**Work required**. Extract the lines that carry the string "数字集成电路" from the listing.
______________________________
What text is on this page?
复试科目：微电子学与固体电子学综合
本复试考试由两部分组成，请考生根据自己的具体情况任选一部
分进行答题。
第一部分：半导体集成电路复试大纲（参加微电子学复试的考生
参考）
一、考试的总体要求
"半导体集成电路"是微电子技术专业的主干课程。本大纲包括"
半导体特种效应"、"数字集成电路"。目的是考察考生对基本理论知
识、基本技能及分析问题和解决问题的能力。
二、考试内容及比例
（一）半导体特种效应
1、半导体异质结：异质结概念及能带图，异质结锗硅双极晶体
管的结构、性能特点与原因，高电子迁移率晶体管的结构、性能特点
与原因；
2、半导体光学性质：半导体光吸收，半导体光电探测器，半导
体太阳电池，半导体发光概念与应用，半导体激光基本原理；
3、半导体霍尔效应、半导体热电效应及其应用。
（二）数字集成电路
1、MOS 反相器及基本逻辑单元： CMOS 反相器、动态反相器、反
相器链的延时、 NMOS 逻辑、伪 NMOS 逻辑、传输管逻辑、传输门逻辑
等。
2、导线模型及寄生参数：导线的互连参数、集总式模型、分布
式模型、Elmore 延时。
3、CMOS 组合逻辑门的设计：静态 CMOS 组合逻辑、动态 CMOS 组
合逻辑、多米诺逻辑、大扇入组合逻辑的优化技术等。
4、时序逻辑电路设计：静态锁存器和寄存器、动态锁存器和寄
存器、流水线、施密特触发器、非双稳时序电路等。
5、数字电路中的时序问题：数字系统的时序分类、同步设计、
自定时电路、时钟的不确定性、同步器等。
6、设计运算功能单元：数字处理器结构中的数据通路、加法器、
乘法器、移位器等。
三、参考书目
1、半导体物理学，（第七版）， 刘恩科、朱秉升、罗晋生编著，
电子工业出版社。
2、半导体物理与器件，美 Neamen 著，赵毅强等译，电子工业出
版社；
______________________________
**Result of the exercise**.
半导体特种效应"、"数字集成电路"。目的是考察考生对基本理论知
（二）数字集成电路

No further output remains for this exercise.